[Dataset listings of figures]
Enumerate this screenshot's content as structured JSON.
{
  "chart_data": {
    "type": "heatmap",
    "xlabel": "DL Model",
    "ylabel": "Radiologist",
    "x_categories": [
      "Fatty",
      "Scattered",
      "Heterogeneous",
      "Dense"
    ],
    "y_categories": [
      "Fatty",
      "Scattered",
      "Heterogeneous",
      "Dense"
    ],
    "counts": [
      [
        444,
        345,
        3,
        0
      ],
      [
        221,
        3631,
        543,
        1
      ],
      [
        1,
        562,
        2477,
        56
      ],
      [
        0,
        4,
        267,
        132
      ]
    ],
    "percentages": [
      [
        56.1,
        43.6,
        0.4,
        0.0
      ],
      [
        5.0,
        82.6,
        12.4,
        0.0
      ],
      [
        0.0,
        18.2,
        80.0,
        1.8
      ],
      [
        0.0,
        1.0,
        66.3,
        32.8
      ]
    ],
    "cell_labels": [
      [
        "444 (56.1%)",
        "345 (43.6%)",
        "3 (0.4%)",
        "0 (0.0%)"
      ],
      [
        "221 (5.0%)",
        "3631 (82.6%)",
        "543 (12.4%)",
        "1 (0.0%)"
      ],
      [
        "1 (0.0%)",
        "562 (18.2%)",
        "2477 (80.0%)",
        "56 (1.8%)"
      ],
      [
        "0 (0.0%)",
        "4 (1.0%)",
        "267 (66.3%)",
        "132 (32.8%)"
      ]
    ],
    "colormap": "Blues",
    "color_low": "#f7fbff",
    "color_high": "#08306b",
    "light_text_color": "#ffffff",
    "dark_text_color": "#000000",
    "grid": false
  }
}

--- Your objective ---
Write the material out again word for word.

--- Reply ---
Enumerate this screenshot's content as structured JSON.
{
  "chart_data": {
    "type": "heatmap",
    "xlabel": "DL Model",
    "ylabel": "Radiologist",
    "x_categories": [
      "Fatty",
      "Scattered",
      "Heterogeneous",
      "Dense"
    ],
    "y_categories": [
      "Fatty",
      "Scattered",
      "Heterogeneous",
      "Dense"
    ],
    "counts": [
      [
        444,
        345,
        3,
        0
      ],
      [
        221,
        3631,
        543,
        1
      ],
      [
        1,
        562,
        2477,
        56
      ],
      [
        0,
        4,
        267,
        132
      ]
    ],
    "percentages": [
      [
        56.1,
        43.6,
        0.4,
        0.0
      ],
      [
        5.0,
        82.6,
        12.4,
        0.0
      ],
      [
        0.0,
        18.2,
        80.0,
        1.8
      ],
      [
        0.0,
        1.0,
        66.3,
        32.8
      ]
    ],
    "cell_labels": [
      [
        "444 (56.1%)",
        "345 (43.6%)",
        "3 (0.4%)",
        "0 (0.0%)"
      ],
      [
        "221 (5.0%)",
        "3631 (82.6%)",
        "543 (12.4%)",
        "1 (0.0%)"
      ],
      [
        "1 (0.0%)",
        "562 (18.2%)",
        "2477 (80.0%)",
        "56 (1.8%)"
      ],
      [
        "0 (0.0%)",
        "4 (1.0%)",
        "267 (66.3%)",
        "132 (32.8%)"
      ]
    ],
    "colormap": "Blues",
    "color_low": "#f7fbff",
    "color_high": "#08306b",
    "light_text_color": "#ffffff",
    "dark_text_color": "#000000",
    "grid": false
  }
}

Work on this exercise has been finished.